:: Entries shown ::

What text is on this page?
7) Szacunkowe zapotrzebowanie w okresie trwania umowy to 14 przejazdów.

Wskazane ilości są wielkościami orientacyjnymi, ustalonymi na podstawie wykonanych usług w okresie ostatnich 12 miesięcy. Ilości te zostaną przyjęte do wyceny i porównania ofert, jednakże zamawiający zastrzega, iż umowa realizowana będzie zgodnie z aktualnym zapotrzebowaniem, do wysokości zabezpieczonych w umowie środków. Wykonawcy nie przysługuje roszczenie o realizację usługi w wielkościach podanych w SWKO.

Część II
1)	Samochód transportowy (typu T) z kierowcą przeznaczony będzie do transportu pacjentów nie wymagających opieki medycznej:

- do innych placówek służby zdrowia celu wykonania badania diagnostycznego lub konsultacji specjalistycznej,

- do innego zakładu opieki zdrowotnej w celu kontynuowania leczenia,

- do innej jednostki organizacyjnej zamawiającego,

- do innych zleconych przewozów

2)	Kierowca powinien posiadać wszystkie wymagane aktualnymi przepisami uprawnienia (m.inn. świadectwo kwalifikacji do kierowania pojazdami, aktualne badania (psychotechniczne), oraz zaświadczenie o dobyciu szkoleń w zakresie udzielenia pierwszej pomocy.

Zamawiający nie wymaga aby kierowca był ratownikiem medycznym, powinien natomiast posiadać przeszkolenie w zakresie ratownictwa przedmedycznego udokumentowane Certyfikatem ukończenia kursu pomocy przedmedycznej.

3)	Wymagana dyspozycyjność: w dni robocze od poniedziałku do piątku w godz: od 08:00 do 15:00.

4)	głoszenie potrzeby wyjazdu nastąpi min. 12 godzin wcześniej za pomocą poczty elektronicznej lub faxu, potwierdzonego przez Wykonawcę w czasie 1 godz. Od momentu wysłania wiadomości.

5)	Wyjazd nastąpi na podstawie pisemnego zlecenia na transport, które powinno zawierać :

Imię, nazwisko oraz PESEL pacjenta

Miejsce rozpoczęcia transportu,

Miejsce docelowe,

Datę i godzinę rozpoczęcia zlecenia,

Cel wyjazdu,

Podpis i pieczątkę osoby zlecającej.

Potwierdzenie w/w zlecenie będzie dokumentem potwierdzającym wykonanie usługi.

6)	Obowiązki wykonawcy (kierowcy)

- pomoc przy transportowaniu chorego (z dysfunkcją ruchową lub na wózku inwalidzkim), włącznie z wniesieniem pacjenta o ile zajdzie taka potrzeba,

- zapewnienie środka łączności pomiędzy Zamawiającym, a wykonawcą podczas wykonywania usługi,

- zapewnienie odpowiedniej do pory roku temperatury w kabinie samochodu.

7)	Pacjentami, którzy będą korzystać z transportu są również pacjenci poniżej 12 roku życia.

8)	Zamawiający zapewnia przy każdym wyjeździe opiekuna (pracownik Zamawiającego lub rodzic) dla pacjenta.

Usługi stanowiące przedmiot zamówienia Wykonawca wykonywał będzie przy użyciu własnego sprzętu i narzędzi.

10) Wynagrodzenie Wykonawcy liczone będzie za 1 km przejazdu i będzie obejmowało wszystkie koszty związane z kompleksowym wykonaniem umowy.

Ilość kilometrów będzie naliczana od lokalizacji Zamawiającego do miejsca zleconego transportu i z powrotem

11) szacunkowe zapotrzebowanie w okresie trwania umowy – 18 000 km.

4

:::

▸ **Direction**:
Give a single number: the count of lines above that include the word "okresie".

▸ **Output for this task**:
3